→ Supplied entries:
------------------------------
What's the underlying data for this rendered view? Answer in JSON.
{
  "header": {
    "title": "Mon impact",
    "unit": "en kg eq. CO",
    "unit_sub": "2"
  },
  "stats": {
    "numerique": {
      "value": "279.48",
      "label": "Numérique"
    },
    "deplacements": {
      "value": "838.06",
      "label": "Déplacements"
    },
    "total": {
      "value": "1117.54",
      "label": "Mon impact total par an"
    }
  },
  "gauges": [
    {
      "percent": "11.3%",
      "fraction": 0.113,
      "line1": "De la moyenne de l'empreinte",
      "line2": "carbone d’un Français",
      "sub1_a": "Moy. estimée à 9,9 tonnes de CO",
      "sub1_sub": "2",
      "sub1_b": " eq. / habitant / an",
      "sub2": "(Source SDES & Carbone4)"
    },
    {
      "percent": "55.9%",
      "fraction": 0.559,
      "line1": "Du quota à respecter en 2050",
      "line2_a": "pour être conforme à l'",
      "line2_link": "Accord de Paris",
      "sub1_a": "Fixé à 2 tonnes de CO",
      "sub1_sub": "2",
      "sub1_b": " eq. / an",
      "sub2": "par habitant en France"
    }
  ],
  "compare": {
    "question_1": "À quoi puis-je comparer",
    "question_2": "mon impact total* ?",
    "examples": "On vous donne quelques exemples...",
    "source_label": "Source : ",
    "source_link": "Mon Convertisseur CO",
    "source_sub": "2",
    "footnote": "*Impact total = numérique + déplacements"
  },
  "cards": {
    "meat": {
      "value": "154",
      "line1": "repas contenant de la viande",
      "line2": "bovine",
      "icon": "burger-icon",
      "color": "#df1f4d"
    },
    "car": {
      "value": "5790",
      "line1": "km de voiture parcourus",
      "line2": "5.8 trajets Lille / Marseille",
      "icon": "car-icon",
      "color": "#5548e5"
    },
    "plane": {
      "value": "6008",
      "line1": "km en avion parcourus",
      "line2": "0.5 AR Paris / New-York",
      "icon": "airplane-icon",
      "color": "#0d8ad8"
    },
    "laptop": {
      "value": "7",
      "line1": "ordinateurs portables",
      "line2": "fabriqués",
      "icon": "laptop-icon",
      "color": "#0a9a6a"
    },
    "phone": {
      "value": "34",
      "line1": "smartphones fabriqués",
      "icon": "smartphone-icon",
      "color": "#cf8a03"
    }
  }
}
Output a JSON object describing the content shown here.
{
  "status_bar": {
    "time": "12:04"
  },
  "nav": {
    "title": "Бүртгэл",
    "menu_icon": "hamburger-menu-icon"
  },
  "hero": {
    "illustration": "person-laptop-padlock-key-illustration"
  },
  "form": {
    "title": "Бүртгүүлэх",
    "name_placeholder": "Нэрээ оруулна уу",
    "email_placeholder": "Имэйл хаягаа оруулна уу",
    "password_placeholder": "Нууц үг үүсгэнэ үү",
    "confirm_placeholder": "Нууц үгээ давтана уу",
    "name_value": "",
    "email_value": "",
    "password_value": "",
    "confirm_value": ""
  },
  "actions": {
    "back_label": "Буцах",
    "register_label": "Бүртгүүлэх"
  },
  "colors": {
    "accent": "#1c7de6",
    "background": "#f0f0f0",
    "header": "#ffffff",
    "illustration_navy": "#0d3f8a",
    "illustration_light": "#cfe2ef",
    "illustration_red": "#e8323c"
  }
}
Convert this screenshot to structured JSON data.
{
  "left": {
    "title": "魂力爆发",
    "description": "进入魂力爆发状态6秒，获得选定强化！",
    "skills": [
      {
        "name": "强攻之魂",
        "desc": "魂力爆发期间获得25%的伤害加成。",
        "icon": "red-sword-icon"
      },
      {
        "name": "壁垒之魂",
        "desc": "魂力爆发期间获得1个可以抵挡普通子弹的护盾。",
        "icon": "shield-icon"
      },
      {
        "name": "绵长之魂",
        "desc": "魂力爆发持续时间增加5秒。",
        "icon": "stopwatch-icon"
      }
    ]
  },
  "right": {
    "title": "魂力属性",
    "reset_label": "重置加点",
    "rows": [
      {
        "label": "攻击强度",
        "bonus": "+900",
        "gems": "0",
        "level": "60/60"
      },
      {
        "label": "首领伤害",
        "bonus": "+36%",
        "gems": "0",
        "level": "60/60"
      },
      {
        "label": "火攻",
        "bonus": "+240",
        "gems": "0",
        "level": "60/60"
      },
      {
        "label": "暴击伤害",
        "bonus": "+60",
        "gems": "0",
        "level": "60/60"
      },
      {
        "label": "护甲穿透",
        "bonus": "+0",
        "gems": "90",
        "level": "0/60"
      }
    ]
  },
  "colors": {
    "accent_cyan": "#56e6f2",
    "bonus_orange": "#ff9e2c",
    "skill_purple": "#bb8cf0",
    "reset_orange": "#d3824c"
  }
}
------------------------------
→ Aim: Locate the word "JSON" in the records and collect each line it appears in.

→ Result for this exercise:
What's the underlying data for this rendered view? Answer in JSON.
Output a JSON object describing the content shown here.
Convert this screenshot to structured JSON data.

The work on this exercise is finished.